- **What is being asked**
Copy each line in the data that includes the word "after".

- **Dataset records**

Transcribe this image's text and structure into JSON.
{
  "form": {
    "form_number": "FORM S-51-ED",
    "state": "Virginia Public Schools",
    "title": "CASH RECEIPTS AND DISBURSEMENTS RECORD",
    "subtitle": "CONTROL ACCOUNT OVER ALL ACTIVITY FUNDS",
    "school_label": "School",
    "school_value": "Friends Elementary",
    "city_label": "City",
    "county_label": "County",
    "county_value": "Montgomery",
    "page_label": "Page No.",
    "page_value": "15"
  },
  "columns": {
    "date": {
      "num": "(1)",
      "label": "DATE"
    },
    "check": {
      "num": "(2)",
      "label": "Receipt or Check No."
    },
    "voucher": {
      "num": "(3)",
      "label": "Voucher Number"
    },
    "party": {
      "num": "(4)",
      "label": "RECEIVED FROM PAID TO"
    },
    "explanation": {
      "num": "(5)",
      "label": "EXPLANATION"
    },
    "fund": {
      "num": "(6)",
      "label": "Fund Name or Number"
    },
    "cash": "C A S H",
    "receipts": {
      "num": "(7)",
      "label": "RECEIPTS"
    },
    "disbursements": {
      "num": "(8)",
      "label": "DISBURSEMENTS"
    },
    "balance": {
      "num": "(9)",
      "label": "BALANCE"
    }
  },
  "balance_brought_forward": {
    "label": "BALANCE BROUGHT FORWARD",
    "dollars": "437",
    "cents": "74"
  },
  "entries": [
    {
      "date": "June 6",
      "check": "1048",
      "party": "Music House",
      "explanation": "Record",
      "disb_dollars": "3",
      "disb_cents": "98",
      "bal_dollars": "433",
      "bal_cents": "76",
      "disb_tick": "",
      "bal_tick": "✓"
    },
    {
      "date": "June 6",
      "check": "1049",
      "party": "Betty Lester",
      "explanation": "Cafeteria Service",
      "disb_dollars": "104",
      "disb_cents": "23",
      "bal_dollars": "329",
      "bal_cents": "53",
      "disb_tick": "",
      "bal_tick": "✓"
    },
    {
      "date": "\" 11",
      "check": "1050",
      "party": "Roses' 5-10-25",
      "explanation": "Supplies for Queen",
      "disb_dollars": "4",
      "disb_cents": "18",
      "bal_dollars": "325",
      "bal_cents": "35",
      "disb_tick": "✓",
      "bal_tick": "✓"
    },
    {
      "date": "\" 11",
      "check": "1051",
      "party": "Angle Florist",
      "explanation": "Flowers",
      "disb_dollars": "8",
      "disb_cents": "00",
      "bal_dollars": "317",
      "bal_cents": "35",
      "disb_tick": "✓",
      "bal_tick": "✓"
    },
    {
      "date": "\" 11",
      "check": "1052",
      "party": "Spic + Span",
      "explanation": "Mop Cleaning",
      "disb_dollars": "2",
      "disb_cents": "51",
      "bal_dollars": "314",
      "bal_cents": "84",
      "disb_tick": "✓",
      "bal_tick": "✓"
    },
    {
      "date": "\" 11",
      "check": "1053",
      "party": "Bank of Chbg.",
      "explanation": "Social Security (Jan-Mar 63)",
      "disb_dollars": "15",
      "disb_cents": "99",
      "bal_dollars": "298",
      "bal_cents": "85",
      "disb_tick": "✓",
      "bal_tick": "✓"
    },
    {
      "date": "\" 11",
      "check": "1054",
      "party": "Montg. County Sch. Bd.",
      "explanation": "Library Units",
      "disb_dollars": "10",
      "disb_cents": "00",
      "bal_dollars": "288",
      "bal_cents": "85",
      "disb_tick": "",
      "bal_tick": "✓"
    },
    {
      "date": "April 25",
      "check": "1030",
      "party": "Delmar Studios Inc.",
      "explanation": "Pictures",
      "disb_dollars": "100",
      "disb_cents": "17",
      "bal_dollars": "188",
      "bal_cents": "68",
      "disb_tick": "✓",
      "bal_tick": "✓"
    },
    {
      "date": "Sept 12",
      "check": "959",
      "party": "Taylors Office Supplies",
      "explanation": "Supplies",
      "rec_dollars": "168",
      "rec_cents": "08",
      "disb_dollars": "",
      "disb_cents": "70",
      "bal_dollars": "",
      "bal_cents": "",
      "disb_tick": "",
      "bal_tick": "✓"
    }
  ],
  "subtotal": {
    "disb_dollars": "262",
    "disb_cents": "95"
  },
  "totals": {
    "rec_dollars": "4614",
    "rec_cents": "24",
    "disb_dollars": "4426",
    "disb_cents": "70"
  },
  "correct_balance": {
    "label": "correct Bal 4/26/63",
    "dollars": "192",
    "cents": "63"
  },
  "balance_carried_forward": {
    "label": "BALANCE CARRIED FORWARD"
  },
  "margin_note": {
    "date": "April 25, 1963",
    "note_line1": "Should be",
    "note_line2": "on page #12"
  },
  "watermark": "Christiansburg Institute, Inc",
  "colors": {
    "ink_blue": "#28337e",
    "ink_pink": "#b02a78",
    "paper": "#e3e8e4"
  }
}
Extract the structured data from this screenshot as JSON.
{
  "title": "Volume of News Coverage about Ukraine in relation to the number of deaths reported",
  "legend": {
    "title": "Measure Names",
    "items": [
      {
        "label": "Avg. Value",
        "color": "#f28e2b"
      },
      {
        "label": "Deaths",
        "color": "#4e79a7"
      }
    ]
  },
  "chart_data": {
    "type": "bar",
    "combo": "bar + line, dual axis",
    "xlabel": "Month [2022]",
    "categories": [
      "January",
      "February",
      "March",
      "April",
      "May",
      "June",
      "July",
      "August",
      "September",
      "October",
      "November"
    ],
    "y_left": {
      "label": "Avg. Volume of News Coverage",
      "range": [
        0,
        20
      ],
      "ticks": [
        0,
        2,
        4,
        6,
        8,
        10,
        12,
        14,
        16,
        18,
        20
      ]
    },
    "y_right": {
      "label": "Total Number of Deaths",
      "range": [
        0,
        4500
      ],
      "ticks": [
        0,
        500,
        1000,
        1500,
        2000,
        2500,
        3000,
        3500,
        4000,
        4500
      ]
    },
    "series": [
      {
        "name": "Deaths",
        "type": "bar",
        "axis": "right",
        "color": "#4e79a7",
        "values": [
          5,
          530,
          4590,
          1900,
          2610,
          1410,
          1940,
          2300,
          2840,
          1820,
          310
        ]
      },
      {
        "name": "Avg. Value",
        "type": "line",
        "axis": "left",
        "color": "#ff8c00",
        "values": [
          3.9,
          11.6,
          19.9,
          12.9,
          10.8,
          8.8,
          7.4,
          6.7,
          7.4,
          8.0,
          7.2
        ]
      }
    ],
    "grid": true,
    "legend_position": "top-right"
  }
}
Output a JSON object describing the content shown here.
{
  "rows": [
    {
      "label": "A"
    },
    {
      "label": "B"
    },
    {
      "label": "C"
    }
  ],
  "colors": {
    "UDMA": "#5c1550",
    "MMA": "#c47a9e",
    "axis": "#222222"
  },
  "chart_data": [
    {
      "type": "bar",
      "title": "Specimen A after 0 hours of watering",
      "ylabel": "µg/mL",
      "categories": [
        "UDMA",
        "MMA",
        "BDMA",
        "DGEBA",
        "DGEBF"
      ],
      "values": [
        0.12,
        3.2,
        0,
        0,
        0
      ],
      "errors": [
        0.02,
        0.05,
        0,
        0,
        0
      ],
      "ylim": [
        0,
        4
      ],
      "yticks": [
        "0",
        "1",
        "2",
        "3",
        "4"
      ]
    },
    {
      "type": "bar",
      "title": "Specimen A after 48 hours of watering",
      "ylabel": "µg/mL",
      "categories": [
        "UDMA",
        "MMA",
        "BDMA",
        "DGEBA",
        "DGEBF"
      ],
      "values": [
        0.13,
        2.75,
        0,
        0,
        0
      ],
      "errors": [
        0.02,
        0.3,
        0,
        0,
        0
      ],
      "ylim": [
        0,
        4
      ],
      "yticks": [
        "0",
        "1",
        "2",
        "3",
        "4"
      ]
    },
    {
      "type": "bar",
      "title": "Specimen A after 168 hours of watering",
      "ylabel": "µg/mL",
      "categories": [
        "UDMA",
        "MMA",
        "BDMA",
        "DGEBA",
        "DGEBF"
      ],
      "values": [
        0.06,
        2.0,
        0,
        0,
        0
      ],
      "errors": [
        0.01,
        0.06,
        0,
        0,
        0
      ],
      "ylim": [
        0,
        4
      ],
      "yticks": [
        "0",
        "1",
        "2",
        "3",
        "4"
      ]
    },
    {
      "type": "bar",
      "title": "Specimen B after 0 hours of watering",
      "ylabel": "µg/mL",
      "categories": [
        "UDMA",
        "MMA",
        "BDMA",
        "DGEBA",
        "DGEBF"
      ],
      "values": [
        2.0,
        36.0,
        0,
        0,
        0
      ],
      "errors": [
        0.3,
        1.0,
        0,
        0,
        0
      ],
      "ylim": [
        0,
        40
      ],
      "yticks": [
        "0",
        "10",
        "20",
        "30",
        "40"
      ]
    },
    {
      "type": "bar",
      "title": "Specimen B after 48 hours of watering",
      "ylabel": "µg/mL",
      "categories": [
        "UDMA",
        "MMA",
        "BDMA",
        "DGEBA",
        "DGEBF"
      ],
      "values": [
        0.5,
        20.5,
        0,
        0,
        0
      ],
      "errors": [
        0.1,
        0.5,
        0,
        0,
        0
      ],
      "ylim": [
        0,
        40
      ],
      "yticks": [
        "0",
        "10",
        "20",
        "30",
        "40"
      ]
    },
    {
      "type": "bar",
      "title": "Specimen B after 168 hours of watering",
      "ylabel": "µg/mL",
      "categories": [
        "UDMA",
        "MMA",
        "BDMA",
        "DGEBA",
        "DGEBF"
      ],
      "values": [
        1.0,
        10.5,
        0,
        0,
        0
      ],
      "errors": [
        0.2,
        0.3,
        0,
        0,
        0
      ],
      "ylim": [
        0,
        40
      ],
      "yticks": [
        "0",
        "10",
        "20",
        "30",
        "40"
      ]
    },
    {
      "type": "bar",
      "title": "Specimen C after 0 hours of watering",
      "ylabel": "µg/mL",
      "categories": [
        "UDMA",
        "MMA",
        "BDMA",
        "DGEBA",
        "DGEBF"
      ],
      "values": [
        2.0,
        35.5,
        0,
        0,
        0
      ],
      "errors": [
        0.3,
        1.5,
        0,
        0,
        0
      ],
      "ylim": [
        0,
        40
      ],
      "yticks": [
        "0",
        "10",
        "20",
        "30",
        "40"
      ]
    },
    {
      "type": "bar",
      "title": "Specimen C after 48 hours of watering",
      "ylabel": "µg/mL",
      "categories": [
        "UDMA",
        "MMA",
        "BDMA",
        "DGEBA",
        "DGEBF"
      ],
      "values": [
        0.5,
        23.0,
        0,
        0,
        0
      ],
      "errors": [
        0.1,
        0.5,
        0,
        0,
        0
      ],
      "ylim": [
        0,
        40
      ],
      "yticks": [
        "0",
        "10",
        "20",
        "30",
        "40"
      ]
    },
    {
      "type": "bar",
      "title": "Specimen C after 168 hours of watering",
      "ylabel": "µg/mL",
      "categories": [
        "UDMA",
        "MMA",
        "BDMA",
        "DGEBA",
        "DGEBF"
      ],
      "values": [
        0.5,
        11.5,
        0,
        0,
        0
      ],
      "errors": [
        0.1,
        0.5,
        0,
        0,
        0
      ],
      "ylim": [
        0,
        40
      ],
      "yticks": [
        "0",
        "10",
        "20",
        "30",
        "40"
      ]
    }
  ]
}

- **Task result**
      "title": "Specimen A after 0 hours of watering",
      "title": "Specimen A after 48 hours of watering",
      "title": "Specimen A after 168 hours of watering",
      "title": "Specimen B after 0 hours of watering",
      "title": "Specimen B after 48 hours of watering",
      "title": "Specimen B after 168 hours of watering",
      "title": "Specimen C after 0 hours of watering",
      "title": "Specimen C after 48 hours of watering",
      "title": "Specimen C after 168 hours of watering",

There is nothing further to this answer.